# What to produce
Look through the data below and say how many of its lines contain "Российской", adding nothing else.

>> begin Supplied data

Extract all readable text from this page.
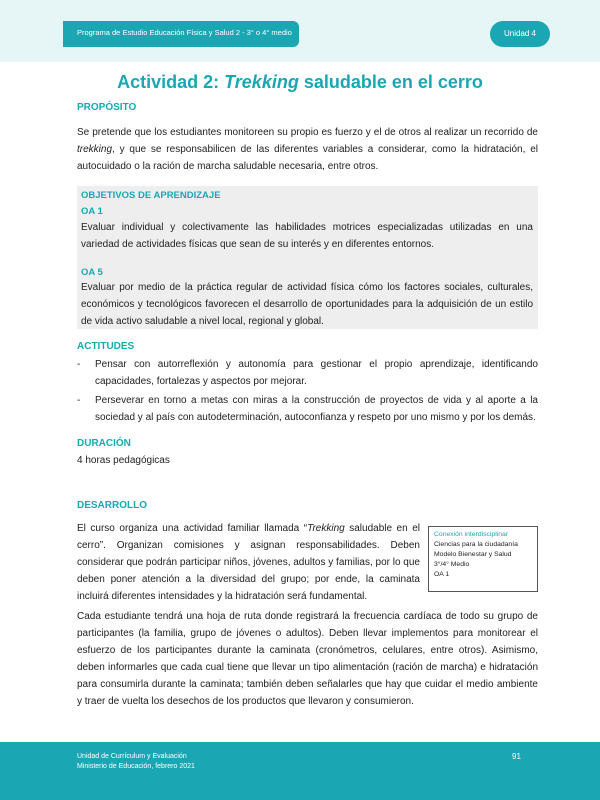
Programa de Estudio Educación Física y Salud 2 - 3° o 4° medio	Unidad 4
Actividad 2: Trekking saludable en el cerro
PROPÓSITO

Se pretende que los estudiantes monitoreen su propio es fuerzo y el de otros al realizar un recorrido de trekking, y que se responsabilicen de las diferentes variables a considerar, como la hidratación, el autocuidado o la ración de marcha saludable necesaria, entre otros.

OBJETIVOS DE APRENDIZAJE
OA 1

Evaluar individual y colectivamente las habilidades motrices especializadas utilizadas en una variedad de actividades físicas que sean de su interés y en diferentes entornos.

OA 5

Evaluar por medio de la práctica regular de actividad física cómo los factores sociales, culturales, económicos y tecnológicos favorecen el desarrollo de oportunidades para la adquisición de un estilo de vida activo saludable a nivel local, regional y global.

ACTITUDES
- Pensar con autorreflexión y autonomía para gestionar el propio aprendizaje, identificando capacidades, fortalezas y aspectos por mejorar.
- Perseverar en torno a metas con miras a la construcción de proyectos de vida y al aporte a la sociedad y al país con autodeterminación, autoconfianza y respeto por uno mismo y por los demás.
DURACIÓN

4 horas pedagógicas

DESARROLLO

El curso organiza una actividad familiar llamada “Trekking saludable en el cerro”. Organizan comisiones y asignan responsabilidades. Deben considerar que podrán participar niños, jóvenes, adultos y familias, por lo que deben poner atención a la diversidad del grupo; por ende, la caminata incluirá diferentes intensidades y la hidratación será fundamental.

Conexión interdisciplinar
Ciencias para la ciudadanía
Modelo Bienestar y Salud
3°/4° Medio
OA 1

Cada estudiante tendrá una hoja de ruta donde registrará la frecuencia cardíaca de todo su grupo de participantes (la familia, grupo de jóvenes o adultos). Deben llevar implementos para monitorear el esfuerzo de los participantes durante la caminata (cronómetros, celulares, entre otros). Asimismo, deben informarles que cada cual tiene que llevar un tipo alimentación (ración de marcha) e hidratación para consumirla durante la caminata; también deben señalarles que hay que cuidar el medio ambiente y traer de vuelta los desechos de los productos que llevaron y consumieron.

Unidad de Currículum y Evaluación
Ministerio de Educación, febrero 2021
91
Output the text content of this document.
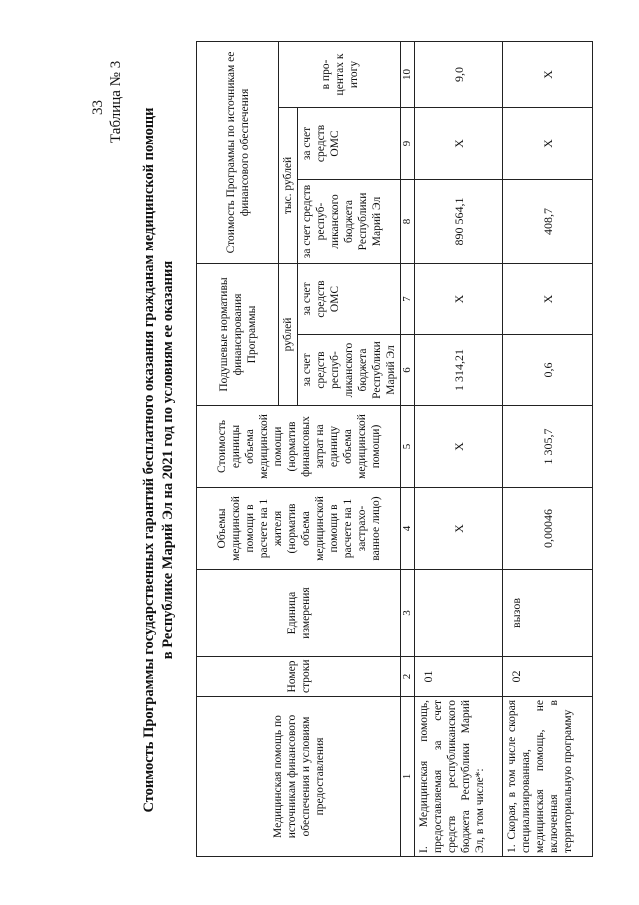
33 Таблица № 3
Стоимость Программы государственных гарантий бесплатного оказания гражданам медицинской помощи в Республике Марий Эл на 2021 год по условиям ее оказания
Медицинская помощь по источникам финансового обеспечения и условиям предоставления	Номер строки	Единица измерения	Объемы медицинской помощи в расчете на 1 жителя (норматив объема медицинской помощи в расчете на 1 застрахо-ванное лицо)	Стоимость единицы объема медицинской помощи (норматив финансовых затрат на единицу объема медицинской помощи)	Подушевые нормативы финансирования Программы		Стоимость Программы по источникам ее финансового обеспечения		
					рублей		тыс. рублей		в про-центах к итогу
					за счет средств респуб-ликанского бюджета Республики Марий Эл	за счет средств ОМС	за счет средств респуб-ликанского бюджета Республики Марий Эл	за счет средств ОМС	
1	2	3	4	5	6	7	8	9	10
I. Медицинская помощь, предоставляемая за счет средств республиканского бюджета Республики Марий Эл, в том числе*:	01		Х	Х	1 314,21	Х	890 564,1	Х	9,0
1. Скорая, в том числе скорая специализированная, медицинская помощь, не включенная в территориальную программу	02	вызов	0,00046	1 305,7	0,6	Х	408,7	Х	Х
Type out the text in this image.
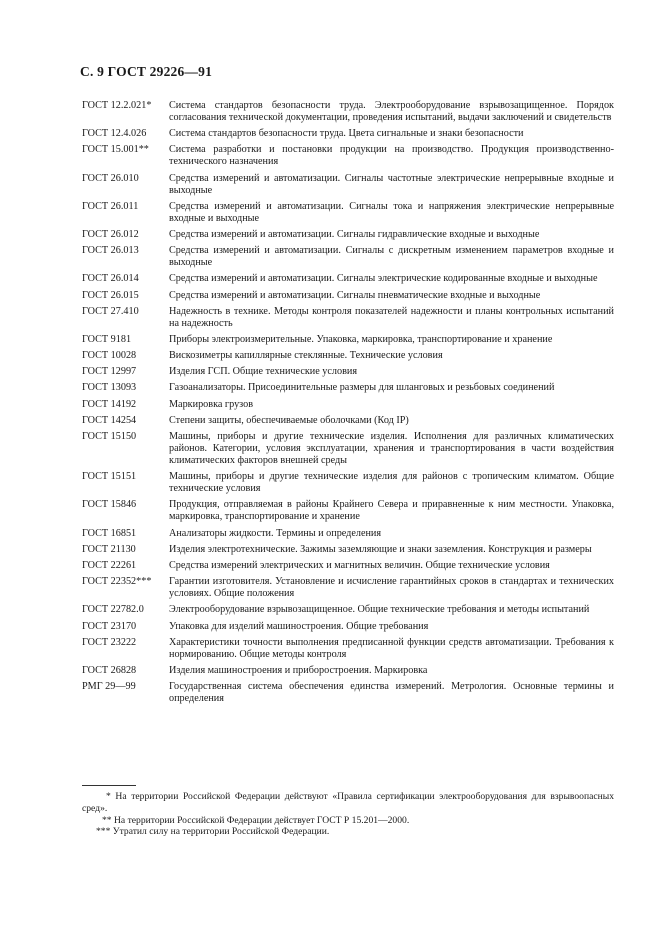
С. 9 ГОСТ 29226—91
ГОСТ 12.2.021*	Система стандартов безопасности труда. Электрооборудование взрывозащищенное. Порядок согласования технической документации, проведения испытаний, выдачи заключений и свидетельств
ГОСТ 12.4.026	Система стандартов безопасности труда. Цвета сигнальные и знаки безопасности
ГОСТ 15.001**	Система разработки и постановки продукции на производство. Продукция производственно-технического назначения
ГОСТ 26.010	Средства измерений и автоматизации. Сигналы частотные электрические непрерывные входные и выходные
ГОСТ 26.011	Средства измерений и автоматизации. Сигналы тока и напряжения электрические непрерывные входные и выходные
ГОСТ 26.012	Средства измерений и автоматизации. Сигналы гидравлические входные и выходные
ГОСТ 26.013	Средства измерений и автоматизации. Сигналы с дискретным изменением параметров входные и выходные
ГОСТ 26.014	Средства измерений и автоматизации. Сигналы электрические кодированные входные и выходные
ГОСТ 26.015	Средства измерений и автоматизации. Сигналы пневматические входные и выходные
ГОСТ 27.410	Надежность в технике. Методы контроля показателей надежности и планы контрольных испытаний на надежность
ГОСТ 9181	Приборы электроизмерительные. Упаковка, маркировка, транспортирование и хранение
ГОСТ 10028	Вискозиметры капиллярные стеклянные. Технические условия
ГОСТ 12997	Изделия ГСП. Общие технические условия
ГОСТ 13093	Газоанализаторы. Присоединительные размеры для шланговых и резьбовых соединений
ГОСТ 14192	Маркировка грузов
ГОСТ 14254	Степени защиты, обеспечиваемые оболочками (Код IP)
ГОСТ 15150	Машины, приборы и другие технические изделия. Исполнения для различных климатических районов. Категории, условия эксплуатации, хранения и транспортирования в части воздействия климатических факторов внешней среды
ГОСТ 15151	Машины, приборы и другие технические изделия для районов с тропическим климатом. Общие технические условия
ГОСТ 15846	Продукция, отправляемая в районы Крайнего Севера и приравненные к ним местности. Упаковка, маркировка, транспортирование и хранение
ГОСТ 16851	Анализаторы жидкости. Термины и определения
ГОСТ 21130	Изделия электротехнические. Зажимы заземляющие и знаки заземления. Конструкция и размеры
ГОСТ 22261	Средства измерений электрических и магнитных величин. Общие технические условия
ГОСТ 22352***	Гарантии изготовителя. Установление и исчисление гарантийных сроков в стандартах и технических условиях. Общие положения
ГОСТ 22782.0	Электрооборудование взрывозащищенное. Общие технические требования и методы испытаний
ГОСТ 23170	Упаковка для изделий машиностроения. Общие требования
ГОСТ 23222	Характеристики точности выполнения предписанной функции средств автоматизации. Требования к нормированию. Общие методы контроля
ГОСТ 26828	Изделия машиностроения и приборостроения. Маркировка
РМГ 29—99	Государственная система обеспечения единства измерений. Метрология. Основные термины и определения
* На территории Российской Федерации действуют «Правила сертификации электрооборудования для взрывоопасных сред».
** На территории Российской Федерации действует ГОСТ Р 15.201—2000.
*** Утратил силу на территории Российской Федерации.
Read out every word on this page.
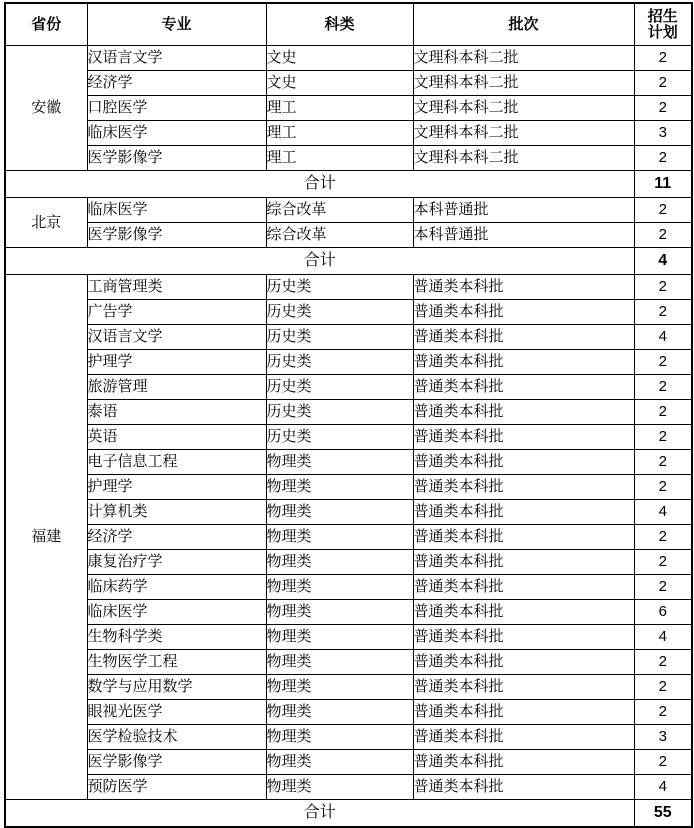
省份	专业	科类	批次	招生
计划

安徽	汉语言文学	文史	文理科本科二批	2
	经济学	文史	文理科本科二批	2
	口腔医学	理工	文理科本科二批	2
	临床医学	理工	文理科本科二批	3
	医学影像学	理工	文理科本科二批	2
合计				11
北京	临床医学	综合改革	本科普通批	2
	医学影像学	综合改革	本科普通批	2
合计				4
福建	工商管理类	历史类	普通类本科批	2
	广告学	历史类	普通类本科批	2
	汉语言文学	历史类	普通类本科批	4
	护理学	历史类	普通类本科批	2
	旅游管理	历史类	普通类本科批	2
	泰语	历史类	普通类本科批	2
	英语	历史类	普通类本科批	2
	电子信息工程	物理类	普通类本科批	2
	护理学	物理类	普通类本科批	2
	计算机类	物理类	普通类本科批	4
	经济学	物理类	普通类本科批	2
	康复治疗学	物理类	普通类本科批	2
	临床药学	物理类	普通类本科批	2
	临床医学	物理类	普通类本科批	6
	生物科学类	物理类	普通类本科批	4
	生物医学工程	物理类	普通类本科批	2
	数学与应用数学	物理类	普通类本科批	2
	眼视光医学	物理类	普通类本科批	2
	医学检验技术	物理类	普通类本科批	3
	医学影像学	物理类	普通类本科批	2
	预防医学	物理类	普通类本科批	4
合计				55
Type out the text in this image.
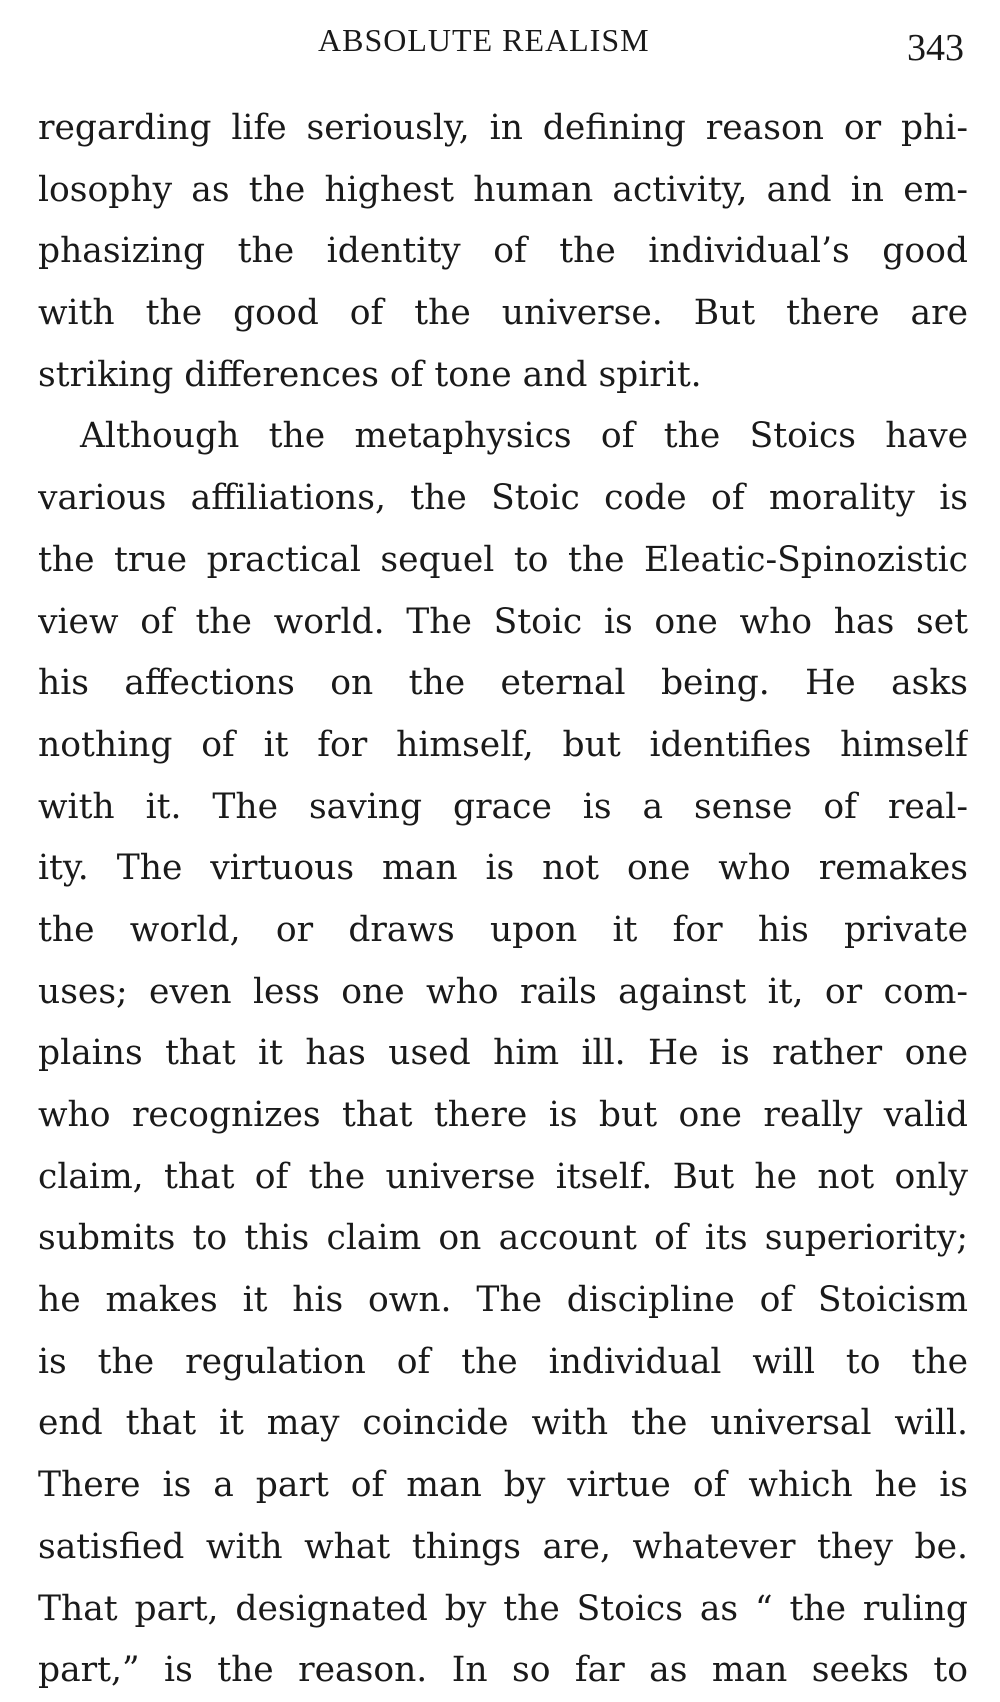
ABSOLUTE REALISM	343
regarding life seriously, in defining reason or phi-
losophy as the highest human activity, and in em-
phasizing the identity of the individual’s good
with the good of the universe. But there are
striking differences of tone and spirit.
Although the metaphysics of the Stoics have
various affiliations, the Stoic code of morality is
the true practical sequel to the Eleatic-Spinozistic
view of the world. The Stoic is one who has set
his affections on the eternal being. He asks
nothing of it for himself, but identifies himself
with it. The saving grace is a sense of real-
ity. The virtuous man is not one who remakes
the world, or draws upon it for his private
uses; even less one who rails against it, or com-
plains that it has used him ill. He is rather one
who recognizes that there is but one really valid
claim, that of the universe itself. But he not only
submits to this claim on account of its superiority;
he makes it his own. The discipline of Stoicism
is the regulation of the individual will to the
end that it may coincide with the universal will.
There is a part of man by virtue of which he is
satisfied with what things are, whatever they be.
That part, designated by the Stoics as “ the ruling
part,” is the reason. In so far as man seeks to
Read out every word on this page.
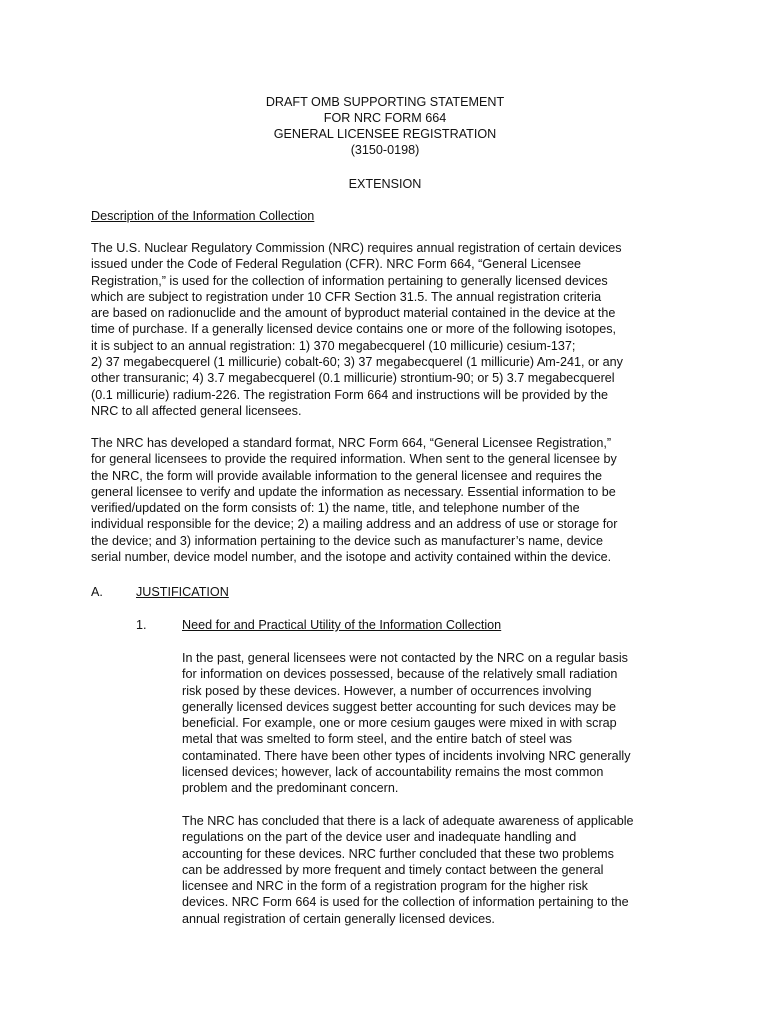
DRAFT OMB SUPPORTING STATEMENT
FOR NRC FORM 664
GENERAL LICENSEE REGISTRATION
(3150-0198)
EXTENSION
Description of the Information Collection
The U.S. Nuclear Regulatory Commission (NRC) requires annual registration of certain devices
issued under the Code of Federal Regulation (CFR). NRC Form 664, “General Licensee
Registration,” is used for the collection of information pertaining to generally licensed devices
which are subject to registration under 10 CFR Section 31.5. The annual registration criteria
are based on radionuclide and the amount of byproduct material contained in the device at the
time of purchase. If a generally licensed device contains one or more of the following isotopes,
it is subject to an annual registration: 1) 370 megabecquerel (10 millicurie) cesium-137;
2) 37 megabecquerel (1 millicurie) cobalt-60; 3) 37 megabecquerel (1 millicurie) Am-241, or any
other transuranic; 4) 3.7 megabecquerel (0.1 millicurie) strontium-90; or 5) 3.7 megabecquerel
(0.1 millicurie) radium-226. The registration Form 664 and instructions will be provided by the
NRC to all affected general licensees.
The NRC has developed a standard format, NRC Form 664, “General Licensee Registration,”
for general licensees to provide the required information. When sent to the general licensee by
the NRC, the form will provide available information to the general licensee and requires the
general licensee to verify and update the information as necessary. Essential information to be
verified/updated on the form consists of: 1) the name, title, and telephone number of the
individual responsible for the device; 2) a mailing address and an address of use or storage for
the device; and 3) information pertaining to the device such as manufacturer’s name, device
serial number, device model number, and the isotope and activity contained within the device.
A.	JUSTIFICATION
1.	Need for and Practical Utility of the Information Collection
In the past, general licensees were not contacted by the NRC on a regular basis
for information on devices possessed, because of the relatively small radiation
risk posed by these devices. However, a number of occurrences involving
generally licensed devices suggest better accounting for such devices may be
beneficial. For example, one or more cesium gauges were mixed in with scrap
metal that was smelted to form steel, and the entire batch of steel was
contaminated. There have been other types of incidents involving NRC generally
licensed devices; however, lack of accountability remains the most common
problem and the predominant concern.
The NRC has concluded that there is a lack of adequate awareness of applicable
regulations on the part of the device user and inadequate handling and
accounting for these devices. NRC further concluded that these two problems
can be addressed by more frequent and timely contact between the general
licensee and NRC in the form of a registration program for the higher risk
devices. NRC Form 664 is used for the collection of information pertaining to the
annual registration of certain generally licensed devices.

>> end Supplied data

# Task answer
3